--- Start RECORDS FOR PROCESSING ---

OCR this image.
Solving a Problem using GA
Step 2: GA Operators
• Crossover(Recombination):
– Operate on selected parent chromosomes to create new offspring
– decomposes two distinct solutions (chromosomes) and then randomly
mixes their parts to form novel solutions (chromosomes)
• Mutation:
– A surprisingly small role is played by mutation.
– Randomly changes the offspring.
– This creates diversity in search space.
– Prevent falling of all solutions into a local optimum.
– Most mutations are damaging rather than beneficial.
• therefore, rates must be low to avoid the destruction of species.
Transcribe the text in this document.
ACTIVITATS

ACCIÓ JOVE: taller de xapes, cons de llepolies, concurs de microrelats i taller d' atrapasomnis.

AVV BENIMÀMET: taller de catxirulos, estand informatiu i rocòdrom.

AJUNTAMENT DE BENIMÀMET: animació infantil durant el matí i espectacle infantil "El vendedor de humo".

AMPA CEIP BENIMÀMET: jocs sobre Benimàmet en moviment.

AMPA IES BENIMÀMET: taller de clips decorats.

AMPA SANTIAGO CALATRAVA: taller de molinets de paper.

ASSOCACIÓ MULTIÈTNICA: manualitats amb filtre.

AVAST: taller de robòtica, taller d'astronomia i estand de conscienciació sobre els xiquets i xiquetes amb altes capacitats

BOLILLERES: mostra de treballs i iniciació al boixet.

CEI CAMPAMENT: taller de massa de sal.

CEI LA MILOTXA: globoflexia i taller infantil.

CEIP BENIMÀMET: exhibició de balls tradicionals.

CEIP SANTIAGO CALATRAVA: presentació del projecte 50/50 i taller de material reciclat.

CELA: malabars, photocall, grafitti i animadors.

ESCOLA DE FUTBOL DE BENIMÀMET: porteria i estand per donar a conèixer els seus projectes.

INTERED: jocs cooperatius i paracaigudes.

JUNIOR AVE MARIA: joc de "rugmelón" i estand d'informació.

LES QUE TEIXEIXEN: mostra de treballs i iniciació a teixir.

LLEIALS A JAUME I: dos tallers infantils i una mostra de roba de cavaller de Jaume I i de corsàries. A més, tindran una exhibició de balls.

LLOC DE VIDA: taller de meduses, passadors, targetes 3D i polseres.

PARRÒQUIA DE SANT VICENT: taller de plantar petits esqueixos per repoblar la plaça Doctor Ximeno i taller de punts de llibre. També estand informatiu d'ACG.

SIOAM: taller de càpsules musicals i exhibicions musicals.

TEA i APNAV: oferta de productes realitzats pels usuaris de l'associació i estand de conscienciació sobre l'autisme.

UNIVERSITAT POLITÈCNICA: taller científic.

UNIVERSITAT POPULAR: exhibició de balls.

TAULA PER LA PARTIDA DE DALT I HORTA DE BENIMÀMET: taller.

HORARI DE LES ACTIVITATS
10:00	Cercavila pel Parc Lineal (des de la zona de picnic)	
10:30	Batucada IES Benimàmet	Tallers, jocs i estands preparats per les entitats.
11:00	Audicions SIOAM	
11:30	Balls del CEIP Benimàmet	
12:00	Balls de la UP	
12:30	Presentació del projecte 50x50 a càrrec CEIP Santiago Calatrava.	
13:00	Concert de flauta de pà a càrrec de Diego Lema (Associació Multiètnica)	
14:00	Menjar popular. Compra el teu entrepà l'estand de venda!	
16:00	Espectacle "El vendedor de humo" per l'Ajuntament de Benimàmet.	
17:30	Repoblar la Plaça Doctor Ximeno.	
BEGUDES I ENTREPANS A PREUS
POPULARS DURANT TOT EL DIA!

--- End RECORDS FOR PROCESSING ---

PROMPT:
Extract each line from the listing that holds the word "chromosomes".

WRITTEN SOLUTION:
– Operate on selected parent chromosomes to create new offspring
– decomposes two distinct solutions (chromosomes) and then randomly
mixes their parts to form novel solutions (chromosomes)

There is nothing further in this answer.